(Stored entries)
'''

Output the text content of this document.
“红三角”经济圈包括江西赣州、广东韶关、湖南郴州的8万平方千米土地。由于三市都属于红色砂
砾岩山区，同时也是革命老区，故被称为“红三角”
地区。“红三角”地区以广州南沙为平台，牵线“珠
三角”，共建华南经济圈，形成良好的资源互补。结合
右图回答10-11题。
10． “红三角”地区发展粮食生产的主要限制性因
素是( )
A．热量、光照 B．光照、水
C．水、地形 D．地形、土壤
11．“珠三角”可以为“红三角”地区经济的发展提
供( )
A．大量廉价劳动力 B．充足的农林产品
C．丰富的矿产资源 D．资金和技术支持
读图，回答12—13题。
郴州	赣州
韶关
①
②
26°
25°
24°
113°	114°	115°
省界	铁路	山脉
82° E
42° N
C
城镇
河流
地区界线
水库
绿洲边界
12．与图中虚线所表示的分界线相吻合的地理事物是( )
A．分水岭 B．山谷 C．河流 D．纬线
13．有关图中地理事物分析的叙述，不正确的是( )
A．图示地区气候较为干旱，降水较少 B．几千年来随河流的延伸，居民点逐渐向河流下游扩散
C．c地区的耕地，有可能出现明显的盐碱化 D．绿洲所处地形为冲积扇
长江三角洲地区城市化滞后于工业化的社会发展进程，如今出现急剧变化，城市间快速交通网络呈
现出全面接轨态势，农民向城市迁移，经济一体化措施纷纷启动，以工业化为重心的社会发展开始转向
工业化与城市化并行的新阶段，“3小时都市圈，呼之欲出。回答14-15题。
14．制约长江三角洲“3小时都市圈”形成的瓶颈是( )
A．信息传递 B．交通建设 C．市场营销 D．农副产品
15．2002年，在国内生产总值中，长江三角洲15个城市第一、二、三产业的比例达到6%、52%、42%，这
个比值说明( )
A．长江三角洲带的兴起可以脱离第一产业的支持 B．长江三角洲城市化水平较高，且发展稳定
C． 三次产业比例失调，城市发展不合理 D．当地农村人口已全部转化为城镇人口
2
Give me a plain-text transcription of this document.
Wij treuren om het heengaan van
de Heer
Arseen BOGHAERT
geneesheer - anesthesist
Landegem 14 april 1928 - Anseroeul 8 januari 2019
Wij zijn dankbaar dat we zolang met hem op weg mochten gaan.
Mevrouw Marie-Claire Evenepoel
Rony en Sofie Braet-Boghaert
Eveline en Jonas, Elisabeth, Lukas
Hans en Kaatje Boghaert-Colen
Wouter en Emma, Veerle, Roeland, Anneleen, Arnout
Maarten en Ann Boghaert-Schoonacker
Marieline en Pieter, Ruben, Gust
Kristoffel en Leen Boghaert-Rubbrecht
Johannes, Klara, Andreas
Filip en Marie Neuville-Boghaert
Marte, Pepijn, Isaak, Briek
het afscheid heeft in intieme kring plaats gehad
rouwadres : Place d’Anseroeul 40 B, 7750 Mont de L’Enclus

'''

Each line of the listing should be copied exactly.

#### CORRECT RESULT
Output the text content of this document.
“红三角”经济圈包括江西赣州、广东韶关、湖南郴州的8万平方千米土地。由于三市都属于红色砂
砾岩山区，同时也是革命老区，故被称为“红三角”
地区。“红三角”地区以广州南沙为平台，牵线“珠
三角”，共建华南经济圈，形成良好的资源互补。结合
右图回答10-11题。
10． “红三角”地区发展粮食生产的主要限制性因
素是( )
A．热量、光照 B．光照、水
C．水、地形 D．地形、土壤
11．“珠三角”可以为“红三角”地区经济的发展提
供( )
A．大量廉价劳动力 B．充足的农林产品
C．丰富的矿产资源 D．资金和技术支持
读图，回答12—13题。
郴州	赣州
韶关
①
②
26°
25°
24°
113°	114°	115°
省界	铁路	山脉
82° E
42° N
C
城镇
河流
地区界线
水库
绿洲边界
12．与图中虚线所表示的分界线相吻合的地理事物是( )
A．分水岭 B．山谷 C．河流 D．纬线
13．有关图中地理事物分析的叙述，不正确的是( )
A．图示地区气候较为干旱，降水较少 B．几千年来随河流的延伸，居民点逐渐向河流下游扩散
C．c地区的耕地，有可能出现明显的盐碱化 D．绿洲所处地形为冲积扇
长江三角洲地区城市化滞后于工业化的社会发展进程，如今出现急剧变化，城市间快速交通网络呈
现出全面接轨态势，农民向城市迁移，经济一体化措施纷纷启动，以工业化为重心的社会发展开始转向
工业化与城市化并行的新阶段，“3小时都市圈，呼之欲出。回答14-15题。
14．制约长江三角洲“3小时都市圈”形成的瓶颈是( )
A．信息传递 B．交通建设 C．市场营销 D．农副产品
15．2002年，在国内生产总值中，长江三角洲15个城市第一、二、三产业的比例达到6%、52%、42%，这
个比值说明( )
A．长江三角洲带的兴起可以脱离第一产业的支持 B．长江三角洲城市化水平较高，且发展稳定
C． 三次产业比例失调，城市发展不合理 D．当地农村人口已全部转化为城镇人口
2
Give me a plain-text transcription of this document.
Wij treuren om het heengaan van
de Heer
Arseen BOGHAERT
geneesheer - anesthesist
Landegem 14 april 1928 - Anseroeul 8 januari 2019
Wij zijn dankbaar dat we zolang met hem op weg mochten gaan.
Mevrouw Marie-Claire Evenepoel
Rony en Sofie Braet-Boghaert
Eveline en Jonas, Elisabeth, Lukas
Hans en Kaatje Boghaert-Colen
Wouter en Emma, Veerle, Roeland, Anneleen, Arnout
Maarten en Ann Boghaert-Schoonacker
Marieline en Pieter, Ruben, Gust
Kristoffel en Leen Boghaert-Rubbrecht
Johannes, Klara, Andreas
Filip en Marie Neuville-Boghaert
Marte, Pepijn, Isaak, Briek
het afscheid heeft in intieme kring plaats gehad
rouwadres : Place d’Anseroeul 40 B, 7750 Mont de L’Enclus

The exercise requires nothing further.